TASK PROMPT:
From the entries below, count every line that contains the word "public". Please give the number and nothing else.

AVAILABLE RECORDS:
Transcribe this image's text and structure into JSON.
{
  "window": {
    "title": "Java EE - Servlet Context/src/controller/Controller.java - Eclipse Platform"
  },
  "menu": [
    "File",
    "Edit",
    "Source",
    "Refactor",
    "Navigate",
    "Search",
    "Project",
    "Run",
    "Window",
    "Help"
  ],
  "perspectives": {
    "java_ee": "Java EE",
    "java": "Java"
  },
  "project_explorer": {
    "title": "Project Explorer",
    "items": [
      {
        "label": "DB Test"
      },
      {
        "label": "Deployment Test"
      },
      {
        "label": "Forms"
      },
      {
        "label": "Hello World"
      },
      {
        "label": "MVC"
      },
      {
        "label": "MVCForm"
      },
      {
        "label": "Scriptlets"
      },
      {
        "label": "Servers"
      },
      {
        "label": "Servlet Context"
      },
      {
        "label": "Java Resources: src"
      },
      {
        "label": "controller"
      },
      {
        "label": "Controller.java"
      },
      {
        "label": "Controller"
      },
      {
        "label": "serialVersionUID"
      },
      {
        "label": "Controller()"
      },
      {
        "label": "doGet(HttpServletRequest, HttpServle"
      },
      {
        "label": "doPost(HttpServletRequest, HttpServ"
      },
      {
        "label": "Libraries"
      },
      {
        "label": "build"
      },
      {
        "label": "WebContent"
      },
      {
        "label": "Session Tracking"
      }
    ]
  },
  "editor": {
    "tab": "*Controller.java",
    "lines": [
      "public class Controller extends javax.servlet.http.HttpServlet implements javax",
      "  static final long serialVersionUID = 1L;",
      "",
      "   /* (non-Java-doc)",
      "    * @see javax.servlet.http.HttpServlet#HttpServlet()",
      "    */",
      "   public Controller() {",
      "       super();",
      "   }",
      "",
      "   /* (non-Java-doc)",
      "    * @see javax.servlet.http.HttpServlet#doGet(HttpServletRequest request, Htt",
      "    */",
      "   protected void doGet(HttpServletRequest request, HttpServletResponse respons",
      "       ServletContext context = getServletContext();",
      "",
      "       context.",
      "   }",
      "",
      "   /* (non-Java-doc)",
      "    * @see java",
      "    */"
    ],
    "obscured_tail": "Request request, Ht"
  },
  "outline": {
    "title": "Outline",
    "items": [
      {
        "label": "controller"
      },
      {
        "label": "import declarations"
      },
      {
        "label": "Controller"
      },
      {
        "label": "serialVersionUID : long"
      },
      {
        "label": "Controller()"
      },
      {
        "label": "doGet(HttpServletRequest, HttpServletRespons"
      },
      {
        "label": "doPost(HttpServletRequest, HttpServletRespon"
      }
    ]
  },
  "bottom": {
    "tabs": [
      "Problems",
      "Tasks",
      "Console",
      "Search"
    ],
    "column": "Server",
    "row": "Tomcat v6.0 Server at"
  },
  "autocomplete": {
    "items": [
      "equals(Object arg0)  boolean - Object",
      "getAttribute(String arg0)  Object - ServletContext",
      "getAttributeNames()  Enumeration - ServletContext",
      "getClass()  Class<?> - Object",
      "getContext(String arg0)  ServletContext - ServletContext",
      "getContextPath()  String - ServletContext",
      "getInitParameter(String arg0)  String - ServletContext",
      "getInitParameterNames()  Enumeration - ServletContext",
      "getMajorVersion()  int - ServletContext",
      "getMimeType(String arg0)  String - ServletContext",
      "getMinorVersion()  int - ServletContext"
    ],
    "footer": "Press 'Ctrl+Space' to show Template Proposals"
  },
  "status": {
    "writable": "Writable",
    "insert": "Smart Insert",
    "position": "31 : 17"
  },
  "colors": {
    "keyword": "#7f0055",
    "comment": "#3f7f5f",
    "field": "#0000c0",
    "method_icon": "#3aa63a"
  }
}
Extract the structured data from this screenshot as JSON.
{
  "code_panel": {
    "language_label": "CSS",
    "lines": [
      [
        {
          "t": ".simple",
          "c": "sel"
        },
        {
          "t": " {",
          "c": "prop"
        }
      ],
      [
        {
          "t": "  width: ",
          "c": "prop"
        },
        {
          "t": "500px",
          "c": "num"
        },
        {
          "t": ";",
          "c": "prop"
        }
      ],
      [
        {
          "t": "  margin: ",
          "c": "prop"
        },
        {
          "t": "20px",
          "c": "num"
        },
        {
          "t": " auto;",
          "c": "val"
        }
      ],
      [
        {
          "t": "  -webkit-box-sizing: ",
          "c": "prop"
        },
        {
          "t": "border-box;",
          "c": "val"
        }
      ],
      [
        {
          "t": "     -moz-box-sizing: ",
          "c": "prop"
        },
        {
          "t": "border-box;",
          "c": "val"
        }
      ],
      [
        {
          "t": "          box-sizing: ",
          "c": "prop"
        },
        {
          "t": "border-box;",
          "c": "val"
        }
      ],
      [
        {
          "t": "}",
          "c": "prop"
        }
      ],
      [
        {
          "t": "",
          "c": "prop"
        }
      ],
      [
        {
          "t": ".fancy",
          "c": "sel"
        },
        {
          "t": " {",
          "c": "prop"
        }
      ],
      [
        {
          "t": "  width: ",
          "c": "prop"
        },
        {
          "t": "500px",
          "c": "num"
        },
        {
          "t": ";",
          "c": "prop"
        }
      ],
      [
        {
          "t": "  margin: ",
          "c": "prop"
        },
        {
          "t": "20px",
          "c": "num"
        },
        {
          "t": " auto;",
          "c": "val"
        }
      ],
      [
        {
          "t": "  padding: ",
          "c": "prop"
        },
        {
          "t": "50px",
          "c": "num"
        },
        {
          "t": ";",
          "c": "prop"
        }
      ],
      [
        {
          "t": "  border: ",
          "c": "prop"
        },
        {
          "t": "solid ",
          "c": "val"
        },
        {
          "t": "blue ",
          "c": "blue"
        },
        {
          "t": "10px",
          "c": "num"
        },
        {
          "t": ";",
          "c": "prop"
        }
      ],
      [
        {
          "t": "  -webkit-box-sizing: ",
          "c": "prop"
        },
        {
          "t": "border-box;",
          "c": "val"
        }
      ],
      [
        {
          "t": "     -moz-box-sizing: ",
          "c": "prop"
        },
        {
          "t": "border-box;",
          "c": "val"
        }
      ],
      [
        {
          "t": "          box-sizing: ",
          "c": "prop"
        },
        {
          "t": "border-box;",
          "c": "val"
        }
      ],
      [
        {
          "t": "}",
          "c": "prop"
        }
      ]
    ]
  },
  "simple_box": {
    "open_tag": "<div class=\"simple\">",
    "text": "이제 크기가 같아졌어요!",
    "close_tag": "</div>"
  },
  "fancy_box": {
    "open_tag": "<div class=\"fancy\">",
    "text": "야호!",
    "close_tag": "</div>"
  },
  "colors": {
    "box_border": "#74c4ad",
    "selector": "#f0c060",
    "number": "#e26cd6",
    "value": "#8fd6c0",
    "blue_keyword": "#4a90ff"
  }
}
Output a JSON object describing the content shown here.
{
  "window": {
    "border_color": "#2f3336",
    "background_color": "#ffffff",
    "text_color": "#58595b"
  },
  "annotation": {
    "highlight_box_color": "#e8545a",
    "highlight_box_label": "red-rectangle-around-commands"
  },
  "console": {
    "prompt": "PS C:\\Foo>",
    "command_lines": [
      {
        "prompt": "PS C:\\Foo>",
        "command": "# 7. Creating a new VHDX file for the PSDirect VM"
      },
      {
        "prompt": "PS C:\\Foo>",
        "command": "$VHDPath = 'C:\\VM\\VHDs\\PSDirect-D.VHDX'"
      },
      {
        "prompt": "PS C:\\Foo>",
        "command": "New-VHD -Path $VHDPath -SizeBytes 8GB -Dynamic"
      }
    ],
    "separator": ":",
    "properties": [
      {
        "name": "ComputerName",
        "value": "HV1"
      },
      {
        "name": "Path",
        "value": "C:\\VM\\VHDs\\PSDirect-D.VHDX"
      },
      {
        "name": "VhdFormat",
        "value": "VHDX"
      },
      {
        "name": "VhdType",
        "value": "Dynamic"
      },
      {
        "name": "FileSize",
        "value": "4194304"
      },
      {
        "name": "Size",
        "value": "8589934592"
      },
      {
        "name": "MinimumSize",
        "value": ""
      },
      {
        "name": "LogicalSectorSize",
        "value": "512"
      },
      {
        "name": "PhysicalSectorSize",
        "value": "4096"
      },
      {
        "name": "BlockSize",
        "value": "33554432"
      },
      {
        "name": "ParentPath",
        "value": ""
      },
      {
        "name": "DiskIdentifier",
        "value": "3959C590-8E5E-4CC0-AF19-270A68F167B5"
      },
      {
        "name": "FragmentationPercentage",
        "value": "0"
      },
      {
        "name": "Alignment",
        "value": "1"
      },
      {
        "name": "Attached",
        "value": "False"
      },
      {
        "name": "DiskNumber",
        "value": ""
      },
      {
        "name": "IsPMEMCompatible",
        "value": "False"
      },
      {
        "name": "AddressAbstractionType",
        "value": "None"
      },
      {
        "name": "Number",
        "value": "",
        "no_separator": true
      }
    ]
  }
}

SOLVED EXERCISE:
2